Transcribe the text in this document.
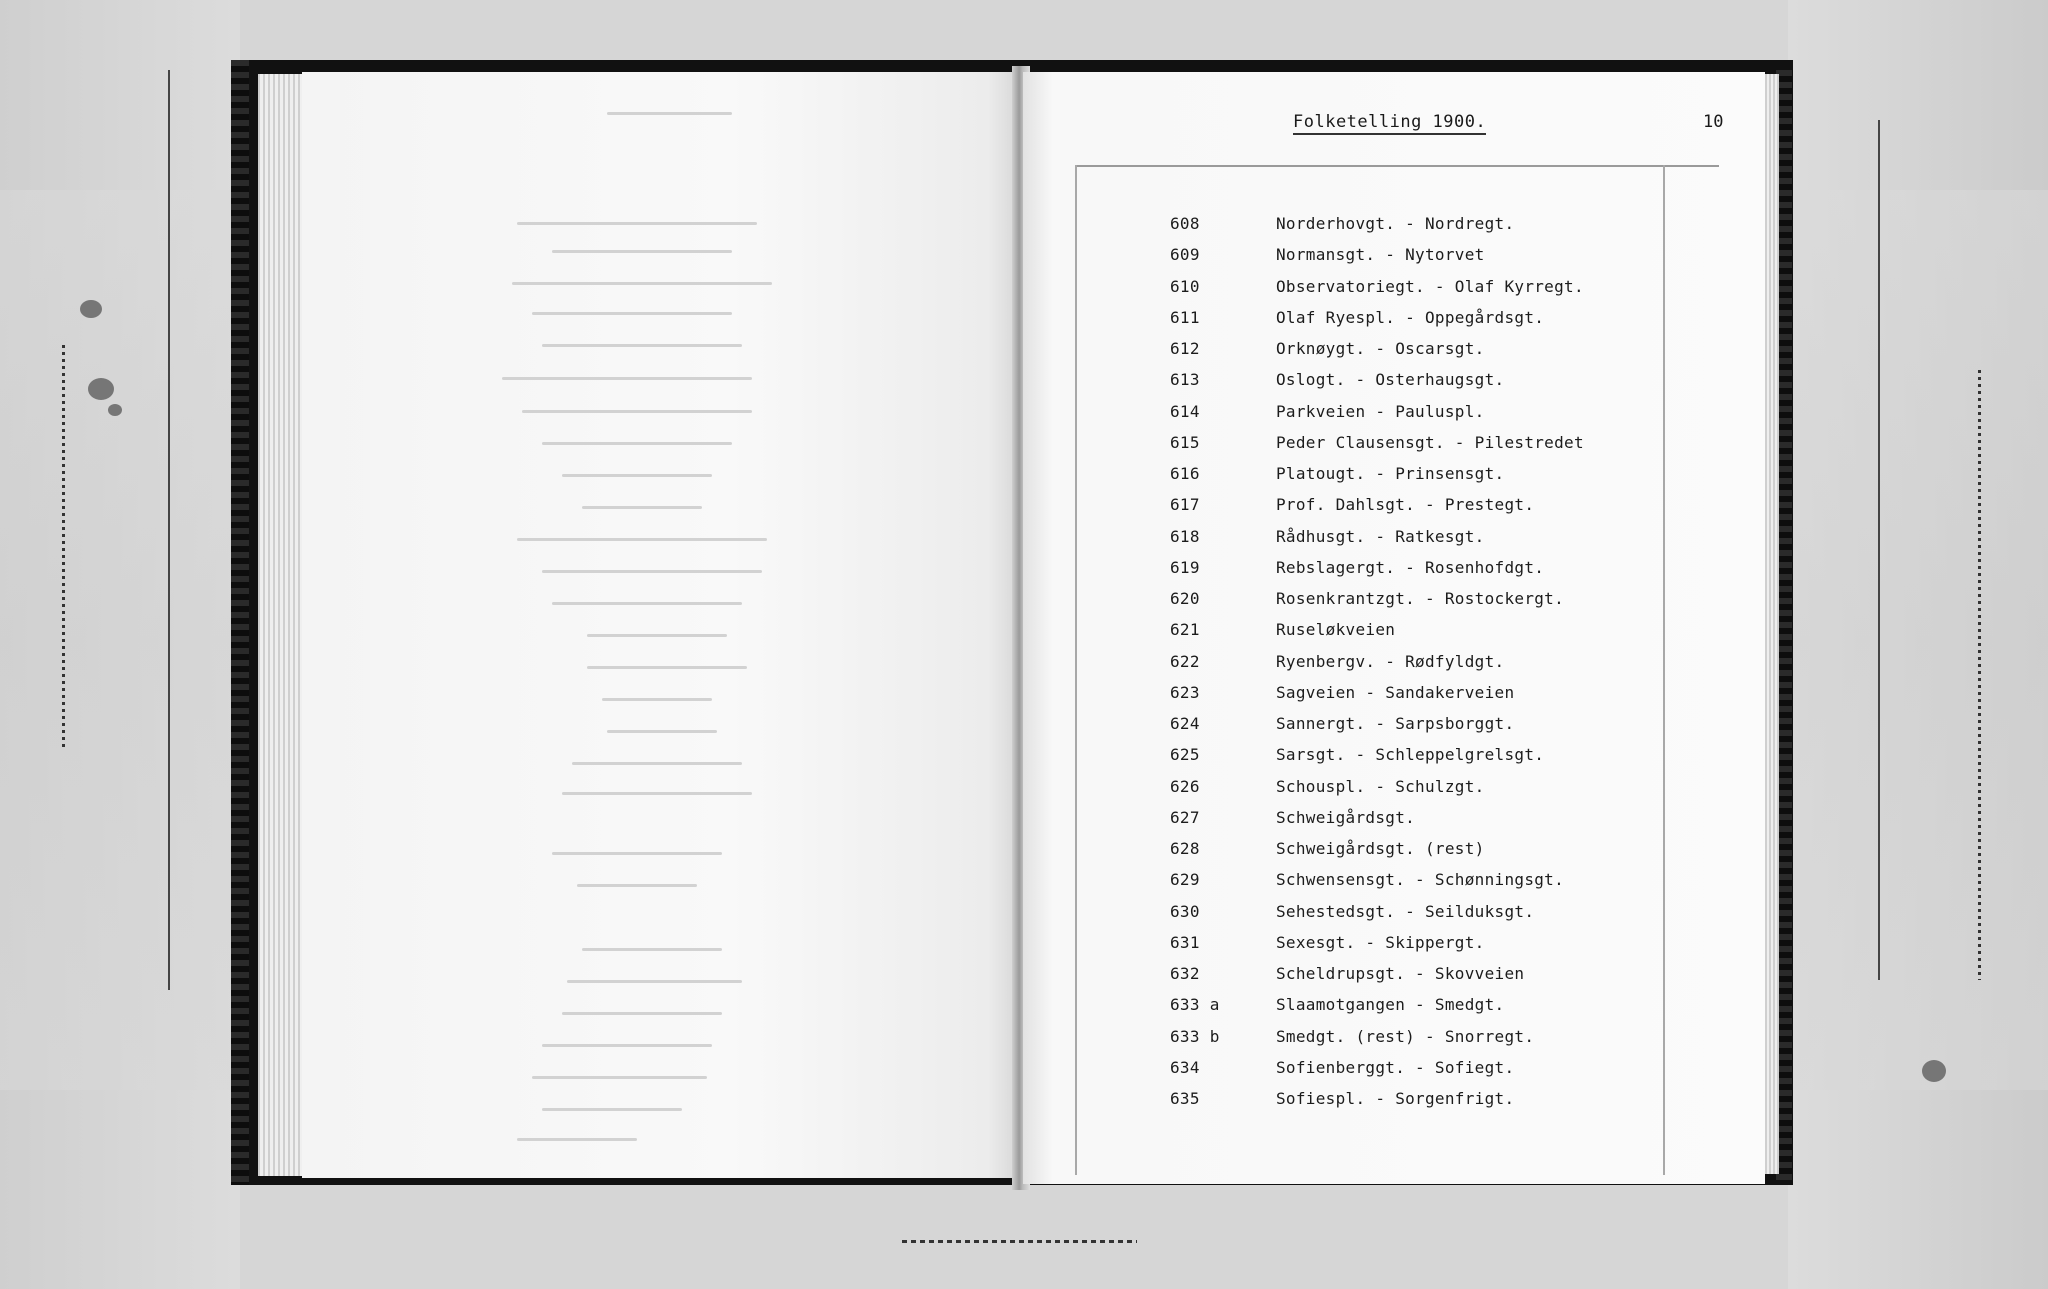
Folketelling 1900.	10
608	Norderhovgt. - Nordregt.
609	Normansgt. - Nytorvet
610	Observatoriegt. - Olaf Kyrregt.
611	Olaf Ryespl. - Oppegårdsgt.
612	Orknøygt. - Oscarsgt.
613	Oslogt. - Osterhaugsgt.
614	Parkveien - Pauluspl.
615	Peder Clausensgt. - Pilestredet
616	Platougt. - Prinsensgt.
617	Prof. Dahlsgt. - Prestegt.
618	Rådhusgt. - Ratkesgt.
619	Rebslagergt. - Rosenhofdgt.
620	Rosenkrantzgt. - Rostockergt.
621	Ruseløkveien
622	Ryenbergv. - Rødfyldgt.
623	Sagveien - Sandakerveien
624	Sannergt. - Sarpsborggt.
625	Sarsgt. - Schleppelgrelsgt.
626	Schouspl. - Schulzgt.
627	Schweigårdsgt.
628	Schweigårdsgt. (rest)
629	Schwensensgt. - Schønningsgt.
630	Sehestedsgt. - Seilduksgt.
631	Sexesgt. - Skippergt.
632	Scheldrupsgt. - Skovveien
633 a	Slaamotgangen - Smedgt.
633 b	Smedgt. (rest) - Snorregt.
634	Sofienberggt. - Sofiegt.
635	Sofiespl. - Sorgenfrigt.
■ ■ ■ ■
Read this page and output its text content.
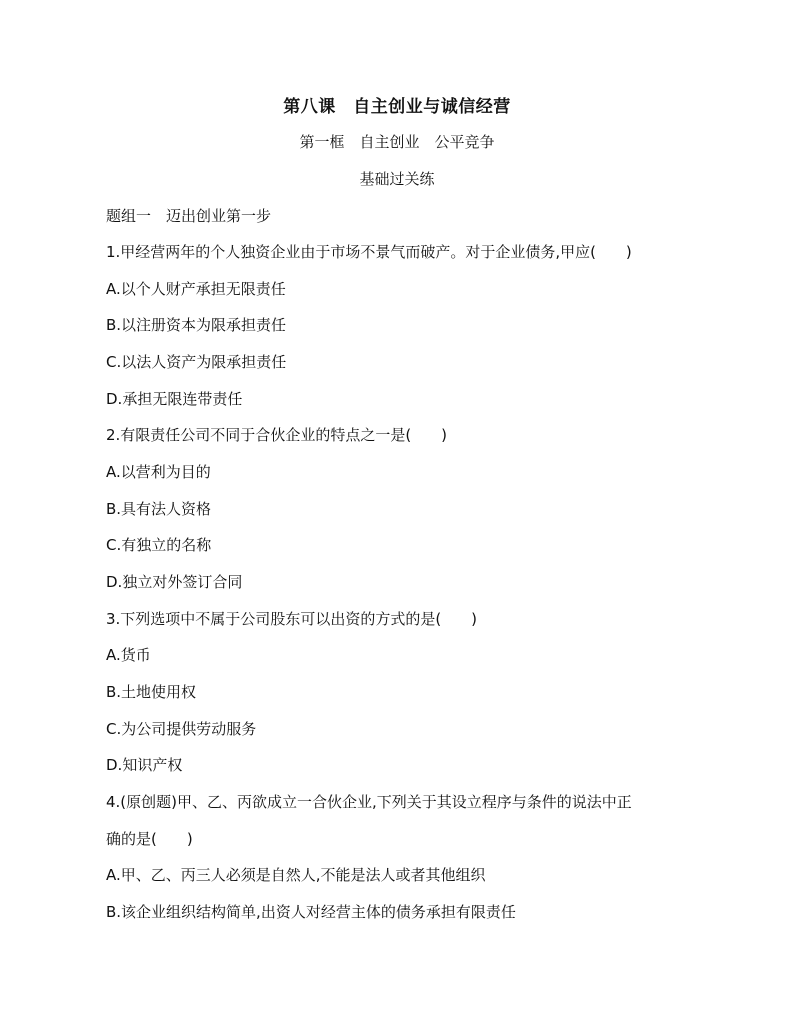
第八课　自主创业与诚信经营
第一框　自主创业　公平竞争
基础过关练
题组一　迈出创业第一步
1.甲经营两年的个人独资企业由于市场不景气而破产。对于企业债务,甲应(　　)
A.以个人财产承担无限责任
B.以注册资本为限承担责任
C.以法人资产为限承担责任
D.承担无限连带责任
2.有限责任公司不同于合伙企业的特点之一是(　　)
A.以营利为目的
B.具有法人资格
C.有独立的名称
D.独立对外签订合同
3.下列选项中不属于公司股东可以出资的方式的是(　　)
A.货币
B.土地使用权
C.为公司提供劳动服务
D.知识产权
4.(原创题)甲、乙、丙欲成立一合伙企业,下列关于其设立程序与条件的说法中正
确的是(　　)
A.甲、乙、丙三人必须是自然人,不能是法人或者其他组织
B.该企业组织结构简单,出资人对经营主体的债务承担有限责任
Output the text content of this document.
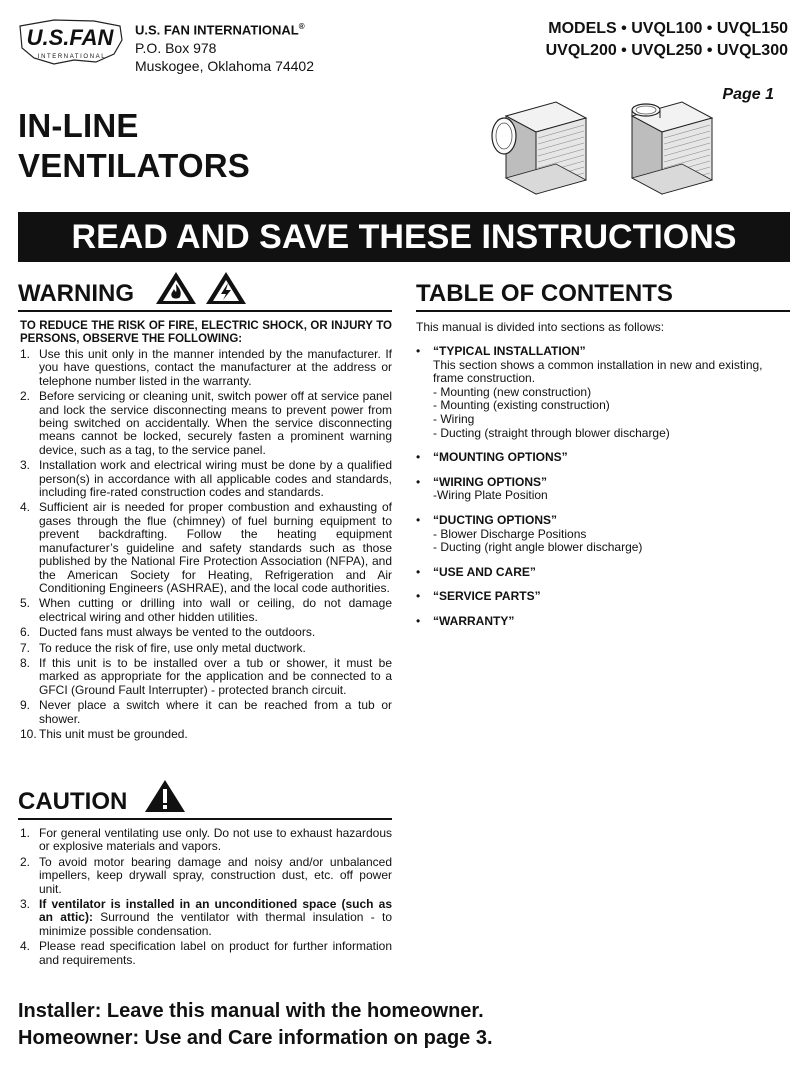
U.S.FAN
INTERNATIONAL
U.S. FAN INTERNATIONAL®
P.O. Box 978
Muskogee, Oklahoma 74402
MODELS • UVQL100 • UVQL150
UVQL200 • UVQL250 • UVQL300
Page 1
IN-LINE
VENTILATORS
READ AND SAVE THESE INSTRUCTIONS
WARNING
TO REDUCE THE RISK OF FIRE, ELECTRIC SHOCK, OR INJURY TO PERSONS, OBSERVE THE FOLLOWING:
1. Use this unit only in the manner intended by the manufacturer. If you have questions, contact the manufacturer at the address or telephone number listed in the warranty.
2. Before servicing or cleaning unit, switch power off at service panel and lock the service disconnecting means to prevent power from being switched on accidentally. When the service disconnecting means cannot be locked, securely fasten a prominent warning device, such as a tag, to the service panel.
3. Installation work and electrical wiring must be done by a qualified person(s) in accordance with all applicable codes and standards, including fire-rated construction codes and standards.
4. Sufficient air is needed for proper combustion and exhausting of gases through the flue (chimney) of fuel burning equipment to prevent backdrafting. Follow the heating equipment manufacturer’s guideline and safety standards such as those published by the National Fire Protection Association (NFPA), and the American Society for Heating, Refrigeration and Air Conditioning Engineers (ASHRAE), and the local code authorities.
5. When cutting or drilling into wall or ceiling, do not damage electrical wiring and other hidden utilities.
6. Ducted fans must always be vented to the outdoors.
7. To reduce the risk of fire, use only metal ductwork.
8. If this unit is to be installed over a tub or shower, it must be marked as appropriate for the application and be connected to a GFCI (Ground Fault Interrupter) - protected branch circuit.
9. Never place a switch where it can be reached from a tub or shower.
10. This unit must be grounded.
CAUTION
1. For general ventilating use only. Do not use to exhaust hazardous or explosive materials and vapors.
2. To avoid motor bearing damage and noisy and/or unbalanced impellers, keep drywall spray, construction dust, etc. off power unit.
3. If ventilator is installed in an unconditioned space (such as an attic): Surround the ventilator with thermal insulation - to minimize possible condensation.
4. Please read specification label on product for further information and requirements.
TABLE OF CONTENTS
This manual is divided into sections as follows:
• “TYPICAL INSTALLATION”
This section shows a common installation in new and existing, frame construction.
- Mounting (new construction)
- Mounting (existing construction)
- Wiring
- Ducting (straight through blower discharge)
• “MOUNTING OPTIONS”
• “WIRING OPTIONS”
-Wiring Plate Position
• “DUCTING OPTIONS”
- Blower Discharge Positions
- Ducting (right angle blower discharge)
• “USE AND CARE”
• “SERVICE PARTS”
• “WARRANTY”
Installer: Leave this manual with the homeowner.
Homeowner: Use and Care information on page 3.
■ ■ ■ ■
* _Challenge_
Gather from the data above every line with the string "unit".

* _The solution_
1. Use this unit only in the manner intended by the manufacturer. If you have questions, contact the manufacturer at the address or telephone number listed in the warranty.
2. Before servicing or cleaning unit, switch power off at service panel and lock the service disconnecting means to prevent power from being switched on accidentally. When the service disconnecting means cannot be locked, securely fasten a prominent warning device, such as a tag, to the service panel.
8. If this unit is to be installed over a tub or shower, it must be marked as appropriate for the application and be connected to a GFCI (Ground Fault Interrupter) - protected branch circuit.
10. This unit must be grounded.
2. To avoid motor bearing damage and noisy and/or unbalanced impellers, keep drywall spray, construction dust, etc. off power unit.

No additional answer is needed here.